# WHAT IS ASKED:
Show all lines from the listing below that contain "τέλος".

# EXERCISE MATERIAL:

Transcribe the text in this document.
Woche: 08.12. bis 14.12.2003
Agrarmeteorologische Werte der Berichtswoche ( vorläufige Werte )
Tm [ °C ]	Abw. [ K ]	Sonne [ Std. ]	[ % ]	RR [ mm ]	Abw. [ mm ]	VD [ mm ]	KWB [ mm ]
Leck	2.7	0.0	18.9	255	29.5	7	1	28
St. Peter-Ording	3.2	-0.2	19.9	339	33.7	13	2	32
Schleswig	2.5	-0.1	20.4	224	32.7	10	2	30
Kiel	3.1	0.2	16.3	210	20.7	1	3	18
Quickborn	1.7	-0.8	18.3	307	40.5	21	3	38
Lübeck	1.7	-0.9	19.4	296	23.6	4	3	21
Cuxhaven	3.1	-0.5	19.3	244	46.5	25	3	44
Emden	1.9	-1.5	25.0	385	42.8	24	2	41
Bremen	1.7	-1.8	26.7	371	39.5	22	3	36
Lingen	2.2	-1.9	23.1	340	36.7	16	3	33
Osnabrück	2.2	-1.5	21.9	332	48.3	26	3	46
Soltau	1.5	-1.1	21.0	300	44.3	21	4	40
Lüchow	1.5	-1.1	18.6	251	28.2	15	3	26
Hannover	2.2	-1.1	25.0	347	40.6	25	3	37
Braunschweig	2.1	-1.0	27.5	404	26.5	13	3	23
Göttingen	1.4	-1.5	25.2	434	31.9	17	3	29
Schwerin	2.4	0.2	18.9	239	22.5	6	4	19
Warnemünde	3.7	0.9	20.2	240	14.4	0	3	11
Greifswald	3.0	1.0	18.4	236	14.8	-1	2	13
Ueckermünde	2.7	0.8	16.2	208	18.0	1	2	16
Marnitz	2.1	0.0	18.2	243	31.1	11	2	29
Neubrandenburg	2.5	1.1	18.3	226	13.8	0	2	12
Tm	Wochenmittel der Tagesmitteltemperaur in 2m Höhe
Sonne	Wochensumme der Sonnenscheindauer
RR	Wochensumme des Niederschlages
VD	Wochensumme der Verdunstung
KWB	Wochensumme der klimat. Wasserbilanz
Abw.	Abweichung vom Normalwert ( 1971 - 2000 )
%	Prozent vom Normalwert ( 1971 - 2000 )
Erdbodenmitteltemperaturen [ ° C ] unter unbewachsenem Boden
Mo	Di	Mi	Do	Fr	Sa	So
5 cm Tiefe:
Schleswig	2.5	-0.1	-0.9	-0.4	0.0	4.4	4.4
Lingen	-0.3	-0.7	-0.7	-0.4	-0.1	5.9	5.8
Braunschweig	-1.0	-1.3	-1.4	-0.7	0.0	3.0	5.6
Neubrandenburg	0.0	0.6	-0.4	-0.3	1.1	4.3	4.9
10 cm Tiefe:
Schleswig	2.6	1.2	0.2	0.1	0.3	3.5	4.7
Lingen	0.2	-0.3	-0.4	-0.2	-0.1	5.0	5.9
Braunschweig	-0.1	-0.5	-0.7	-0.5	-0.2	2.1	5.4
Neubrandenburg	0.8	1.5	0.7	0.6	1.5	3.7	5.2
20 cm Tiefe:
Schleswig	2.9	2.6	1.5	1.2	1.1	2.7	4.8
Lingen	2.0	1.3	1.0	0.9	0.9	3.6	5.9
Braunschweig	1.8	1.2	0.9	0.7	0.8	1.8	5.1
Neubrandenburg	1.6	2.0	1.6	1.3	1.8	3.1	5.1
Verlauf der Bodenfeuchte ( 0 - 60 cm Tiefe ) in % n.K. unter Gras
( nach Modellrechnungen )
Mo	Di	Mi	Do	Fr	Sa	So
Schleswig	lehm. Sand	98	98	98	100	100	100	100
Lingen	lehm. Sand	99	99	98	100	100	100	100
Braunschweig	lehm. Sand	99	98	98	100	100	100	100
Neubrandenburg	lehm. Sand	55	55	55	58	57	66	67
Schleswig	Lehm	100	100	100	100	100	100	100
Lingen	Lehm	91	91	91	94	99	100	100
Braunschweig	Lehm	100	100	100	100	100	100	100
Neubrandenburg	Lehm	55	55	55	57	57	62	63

==

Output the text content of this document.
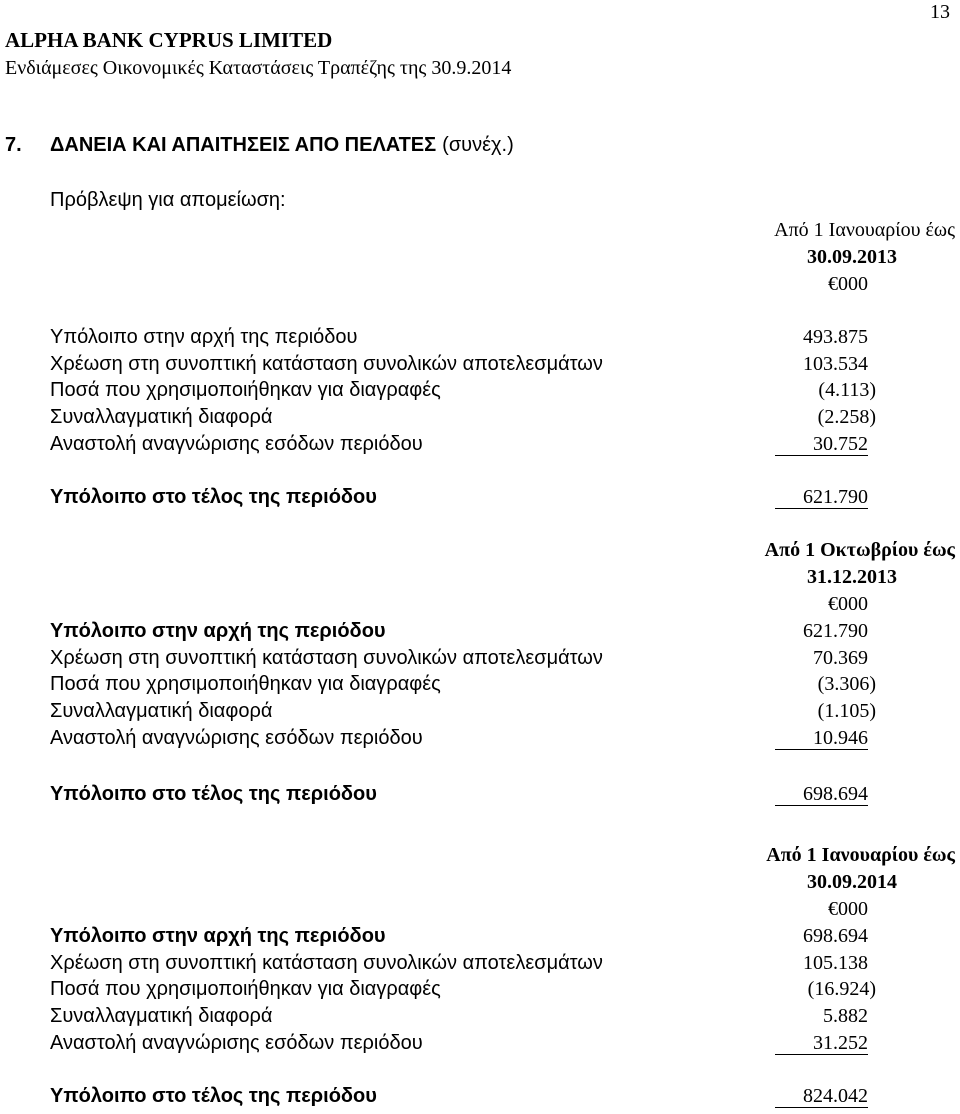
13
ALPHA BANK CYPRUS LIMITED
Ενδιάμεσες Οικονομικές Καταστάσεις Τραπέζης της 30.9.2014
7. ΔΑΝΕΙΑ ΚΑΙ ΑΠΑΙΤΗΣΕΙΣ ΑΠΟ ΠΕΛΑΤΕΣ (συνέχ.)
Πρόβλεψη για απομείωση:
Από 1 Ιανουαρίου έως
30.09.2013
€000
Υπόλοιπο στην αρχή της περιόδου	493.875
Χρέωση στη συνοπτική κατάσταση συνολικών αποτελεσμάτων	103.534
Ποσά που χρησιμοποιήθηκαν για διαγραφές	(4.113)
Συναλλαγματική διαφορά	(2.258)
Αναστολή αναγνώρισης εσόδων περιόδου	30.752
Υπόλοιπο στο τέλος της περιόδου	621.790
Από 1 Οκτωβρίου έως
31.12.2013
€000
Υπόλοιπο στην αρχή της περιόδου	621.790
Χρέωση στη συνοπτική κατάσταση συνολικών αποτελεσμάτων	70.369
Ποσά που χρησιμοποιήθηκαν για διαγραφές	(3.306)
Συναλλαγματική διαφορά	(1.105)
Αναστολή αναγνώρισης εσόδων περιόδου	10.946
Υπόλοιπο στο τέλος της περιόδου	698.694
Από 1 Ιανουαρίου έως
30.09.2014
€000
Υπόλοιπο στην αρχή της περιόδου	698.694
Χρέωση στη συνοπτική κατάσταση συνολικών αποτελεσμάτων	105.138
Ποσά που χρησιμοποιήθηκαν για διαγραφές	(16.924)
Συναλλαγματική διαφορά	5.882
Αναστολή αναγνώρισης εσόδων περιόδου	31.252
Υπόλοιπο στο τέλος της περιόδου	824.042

# RESULT:
Υπόλοιπο στο τέλος της περιόδου	621.790
Υπόλοιπο στο τέλος της περιόδου	698.694
Υπόλοιπο στο τέλος της περιόδου	824.042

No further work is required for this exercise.